Locate the word "DOCHODÓW" in the data below, then copy every line that holds it.

▸ **Rows**
# # # #
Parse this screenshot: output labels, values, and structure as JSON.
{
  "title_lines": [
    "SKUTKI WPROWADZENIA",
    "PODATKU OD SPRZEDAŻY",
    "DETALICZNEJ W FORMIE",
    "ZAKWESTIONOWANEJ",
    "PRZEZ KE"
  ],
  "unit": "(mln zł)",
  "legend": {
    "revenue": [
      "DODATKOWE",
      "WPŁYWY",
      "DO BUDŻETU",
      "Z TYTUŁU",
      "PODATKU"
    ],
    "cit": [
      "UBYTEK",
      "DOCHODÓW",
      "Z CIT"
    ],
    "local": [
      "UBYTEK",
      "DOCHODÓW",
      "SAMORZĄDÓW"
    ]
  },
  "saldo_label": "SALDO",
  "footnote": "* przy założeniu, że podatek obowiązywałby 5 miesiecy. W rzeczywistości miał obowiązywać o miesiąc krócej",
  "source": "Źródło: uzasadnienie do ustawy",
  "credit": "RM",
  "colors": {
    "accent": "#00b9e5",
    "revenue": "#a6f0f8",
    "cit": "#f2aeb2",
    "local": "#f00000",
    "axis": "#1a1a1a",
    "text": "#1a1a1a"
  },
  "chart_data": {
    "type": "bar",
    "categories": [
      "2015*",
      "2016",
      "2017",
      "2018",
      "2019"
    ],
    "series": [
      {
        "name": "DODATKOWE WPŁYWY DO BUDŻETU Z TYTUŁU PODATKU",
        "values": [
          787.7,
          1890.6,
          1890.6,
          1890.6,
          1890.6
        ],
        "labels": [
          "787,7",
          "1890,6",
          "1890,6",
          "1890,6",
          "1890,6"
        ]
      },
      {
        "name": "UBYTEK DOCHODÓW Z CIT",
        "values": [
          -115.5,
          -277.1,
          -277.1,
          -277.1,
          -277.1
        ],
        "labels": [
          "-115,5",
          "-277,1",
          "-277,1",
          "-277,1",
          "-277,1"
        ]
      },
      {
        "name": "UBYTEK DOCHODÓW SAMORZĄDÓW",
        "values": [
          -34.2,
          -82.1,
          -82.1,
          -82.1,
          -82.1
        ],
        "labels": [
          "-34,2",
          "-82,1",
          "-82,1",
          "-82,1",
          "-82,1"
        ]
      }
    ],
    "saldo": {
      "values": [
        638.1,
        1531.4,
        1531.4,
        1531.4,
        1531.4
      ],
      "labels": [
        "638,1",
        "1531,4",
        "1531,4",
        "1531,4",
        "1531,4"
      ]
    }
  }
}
# # # #
▸ **Written answer**
      "DOCHODÓW",
      "DOCHODÓW",
        "name": "UBYTEK DOCHODÓW Z CIT",
        "name": "UBYTEK DOCHODÓW SAMORZĄDÓW",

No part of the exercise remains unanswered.